* _EXERCISE INSTRUCTIONS_: Reproduce each of the lines word for word.

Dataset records
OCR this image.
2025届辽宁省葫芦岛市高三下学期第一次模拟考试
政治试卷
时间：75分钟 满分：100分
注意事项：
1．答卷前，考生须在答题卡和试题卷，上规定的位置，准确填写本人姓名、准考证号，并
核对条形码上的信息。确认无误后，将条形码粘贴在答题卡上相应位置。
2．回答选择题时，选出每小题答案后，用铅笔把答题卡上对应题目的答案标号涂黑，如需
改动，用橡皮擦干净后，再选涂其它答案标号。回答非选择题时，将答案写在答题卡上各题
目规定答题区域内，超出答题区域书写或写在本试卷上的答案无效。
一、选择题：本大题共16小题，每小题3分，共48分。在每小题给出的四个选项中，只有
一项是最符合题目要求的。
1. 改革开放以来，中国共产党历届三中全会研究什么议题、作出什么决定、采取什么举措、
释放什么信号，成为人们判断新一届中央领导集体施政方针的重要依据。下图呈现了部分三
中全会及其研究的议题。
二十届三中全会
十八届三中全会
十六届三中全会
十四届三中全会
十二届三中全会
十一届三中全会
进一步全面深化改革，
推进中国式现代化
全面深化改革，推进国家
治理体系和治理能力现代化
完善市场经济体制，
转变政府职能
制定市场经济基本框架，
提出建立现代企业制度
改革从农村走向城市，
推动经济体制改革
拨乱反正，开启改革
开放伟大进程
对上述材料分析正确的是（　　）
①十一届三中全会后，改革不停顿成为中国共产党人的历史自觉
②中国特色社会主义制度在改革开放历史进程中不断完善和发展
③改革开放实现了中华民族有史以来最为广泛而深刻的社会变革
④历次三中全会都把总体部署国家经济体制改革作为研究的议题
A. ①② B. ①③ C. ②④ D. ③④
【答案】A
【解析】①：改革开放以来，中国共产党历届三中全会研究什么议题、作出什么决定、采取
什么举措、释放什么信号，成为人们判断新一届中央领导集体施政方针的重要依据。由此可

* _OUTPUT_:
OCR this image.
2025届辽宁省葫芦岛市高三下学期第一次模拟考试
政治试卷
时间：75分钟 满分：100分
注意事项：
1．答卷前，考生须在答题卡和试题卷，上规定的位置，准确填写本人姓名、准考证号，并
核对条形码上的信息。确认无误后，将条形码粘贴在答题卡上相应位置。
2．回答选择题时，选出每小题答案后，用铅笔把答题卡上对应题目的答案标号涂黑，如需
改动，用橡皮擦干净后，再选涂其它答案标号。回答非选择题时，将答案写在答题卡上各题
目规定答题区域内，超出答题区域书写或写在本试卷上的答案无效。
一、选择题：本大题共16小题，每小题3分，共48分。在每小题给出的四个选项中，只有
一项是最符合题目要求的。
1. 改革开放以来，中国共产党历届三中全会研究什么议题、作出什么决定、采取什么举措、
释放什么信号，成为人们判断新一届中央领导集体施政方针的重要依据。下图呈现了部分三
中全会及其研究的议题。
二十届三中全会
十八届三中全会
十六届三中全会
十四届三中全会
十二届三中全会
十一届三中全会
进一步全面深化改革，
推进中国式现代化
全面深化改革，推进国家
治理体系和治理能力现代化
完善市场经济体制，
转变政府职能
制定市场经济基本框架，
提出建立现代企业制度
改革从农村走向城市，
推动经济体制改革
拨乱反正，开启改革
开放伟大进程
对上述材料分析正确的是（　　）
①十一届三中全会后，改革不停顿成为中国共产党人的历史自觉
②中国特色社会主义制度在改革开放历史进程中不断完善和发展
③改革开放实现了中华民族有史以来最为广泛而深刻的社会变革
④历次三中全会都把总体部署国家经济体制改革作为研究的议题
A. ①② B. ①③ C. ②④ D. ③④
【答案】A
【解析】①：改革开放以来，中国共产党历届三中全会研究什么议题、作出什么决定、采取
什么举措、释放什么信号，成为人们判断新一届中央领导集体施政方针的重要依据。由此可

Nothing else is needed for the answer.